### [Document]
Recently, discussions on the regulation and development path of stablecoins have been heating up among China’s industry, policy, and academic circles. Wang Yongli, former Deputy Governor of the Bank of China, publicly stated that China should be wary of stablecoin risks, emphasizing that “it is not appropriate to vigorously develop stablecoins pegged to fiat currencies.” His views have attracted attention within the industry.
In today’s rapidly evolving global digital currency landscape, if we only view stablecoins from the single perspective of risk prevention, we may miss a critical strategic window. Considering the recent spirit of the 13 ministries’ inter-ministerial coordination meeting on virtual currencies and related policy logic, China’s approach to stablecoins may require a more comprehensive, flexible, and forward-looking vision.
I. The Space for Developing Non-Dollar Stablecoins: Focus on Ecosystem, China Still Has Advantages
Wang Yongli believes that the stablecoin market is already dominated by dollar-based stablecoins, leaving little room for non-dollar stablecoins. However, this judgment overlooks the “ecosystem attribute” of stablecoins. The value of stablecoins lies not only in their stability pegged to a fiat currency but also in the payment scenarios, financial infrastructure, and commercial ecosystems they are based on.
China possesses the world’s most complete manufacturing supply chain, the largest e-commerce network, and leading mobile payment penetration. In areas such as cross-border trade settlement, supply chain finance, and cross-border e-commerce payments, it is entirely possible to carve out a new path distinct from the dollar system by creating a stablecoin backed by the RMB and carried by China’s commercial ecosystem. Especially along the Belt and Road and within the Regional Comprehensive Economic Partnership (RCEP) region, there is strong demand for efficient, low-cost digital payment tools in physical trade, providing fertile ground for an RMB stablecoin.
Rather than saying “there’s little room,” it’s more accurate to say that the key lies in whether China can convert its real economy network advantage into a digital currency ecosystem advantage. If we abandon exploration simply because dollar stablecoins currently lead the market, it would be tantamount to handing over the potential rule-making power of digital finance in the future.

### [Given instruction 1]
Return verbatim the passage of the stablecoin article starting with "Recently, discussions on" and going on through "and forward-looking vision.".

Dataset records
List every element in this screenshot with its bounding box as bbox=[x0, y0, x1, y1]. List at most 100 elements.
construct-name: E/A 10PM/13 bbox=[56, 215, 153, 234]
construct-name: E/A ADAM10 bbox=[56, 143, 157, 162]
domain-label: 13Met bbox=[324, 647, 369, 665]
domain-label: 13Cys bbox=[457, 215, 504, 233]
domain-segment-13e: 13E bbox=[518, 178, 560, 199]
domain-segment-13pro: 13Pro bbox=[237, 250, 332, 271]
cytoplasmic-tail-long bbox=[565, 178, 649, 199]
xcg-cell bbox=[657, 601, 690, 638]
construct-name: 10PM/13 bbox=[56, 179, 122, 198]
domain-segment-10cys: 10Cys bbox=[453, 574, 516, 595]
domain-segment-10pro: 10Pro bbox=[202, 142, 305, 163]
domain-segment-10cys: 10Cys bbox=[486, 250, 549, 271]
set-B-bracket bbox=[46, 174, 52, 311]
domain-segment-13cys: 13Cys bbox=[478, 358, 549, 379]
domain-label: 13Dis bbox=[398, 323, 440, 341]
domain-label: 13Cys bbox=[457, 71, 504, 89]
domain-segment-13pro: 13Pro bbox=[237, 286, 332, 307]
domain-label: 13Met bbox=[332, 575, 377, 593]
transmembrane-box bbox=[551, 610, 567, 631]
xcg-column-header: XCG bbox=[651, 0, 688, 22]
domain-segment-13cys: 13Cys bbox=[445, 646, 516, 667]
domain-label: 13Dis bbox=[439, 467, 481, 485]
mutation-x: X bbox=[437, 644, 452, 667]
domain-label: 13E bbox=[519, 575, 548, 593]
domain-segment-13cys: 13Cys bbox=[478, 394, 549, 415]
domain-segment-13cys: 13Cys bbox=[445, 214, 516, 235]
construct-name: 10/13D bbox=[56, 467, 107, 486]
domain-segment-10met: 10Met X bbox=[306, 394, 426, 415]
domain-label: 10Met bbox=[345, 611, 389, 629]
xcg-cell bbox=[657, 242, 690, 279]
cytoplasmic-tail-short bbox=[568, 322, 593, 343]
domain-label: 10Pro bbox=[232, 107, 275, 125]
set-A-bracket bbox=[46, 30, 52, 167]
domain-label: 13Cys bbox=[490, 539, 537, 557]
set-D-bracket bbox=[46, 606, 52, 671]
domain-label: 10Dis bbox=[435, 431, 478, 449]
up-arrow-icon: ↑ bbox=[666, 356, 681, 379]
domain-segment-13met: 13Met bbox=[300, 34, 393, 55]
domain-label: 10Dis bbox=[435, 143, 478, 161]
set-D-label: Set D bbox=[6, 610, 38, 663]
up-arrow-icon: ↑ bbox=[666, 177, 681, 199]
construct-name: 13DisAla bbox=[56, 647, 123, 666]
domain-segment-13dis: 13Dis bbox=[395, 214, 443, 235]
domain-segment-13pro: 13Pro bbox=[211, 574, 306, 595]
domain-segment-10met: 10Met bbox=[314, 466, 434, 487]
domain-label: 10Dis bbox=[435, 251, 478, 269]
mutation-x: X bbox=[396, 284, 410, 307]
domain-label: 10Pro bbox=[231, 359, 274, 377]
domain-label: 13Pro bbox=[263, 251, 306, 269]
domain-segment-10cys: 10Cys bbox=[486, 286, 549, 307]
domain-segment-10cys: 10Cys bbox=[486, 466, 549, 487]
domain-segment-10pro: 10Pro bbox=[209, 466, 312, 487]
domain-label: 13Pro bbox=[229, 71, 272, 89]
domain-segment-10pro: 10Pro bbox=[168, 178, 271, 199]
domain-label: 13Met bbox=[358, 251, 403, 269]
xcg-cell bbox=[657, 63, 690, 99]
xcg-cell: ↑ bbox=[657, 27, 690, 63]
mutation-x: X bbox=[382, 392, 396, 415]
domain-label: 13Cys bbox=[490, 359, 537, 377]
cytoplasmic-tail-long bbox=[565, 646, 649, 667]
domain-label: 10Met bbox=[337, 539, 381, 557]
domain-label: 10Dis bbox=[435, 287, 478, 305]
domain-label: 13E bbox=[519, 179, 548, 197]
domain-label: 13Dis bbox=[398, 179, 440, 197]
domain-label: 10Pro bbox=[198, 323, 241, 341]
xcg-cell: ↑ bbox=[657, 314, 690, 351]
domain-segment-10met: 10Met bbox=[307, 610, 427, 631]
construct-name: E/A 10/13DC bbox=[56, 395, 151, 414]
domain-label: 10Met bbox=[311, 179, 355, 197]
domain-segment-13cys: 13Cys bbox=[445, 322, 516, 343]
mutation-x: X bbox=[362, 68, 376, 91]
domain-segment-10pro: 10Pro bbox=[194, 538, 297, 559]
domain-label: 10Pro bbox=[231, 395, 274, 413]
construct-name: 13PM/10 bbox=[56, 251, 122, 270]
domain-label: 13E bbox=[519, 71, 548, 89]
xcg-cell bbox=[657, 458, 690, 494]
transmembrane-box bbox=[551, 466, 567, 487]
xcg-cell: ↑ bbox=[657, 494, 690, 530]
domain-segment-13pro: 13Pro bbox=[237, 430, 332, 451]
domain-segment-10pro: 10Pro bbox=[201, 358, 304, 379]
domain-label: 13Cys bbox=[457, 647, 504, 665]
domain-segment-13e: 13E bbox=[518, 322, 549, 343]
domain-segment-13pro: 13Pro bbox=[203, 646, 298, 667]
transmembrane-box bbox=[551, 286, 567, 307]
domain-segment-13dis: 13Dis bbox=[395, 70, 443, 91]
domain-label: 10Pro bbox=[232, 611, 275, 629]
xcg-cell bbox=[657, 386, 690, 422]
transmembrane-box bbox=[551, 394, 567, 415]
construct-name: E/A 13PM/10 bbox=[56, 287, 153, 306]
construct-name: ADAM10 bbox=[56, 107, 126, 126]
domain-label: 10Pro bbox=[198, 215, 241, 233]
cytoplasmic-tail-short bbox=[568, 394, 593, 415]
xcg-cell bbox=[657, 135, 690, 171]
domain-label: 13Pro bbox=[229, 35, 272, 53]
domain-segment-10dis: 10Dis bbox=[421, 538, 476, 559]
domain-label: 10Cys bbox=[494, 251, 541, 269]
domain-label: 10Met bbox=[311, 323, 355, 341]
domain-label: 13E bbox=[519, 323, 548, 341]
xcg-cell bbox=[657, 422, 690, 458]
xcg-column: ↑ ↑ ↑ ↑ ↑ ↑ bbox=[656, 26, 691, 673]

### [Given instruction 2]
Retype the listing verbatim, from its first line through the line that contains "domain-label: 13Cys bbox=[457, 215, 504, 233]", with both of those lines included.

### [Expected output 1]
Recently, discussions on the regulation and development path of stablecoins have been heating up among China’s industry, policy, and academic circles. Wang Yongli, former Deputy Governor of the Bank of China, publicly stated that China should be wary of stablecoin risks, emphasizing that “it is not appropriate to vigorously develop stablecoins pegged to fiat currencies.” His views have attracted attention within the industry.
In today’s rapidly evolving global digital currency landscape, if we only view stablecoins from the single perspective of risk prevention, we may miss a critical strategic window. Considering the recent spirit of the 13 ministries’ inter-ministerial coordination meeting on virtual currencies and related policy logic, China’s approach to stablecoins may require a more comprehensive, flexible, and forward-looking vision.

### [Expected output 2]
List every element in this screenshot with its bounding box as bbox=[x0, y0, x1, y1]. List at most 100 elements.
construct-name: E/A 10PM/13 bbox=[56, 215, 153, 234]
construct-name: E/A ADAM10 bbox=[56, 143, 157, 162]
domain-label: 13Met bbox=[324, 647, 369, 665]
domain-label: 13Cys bbox=[457, 215, 504, 233]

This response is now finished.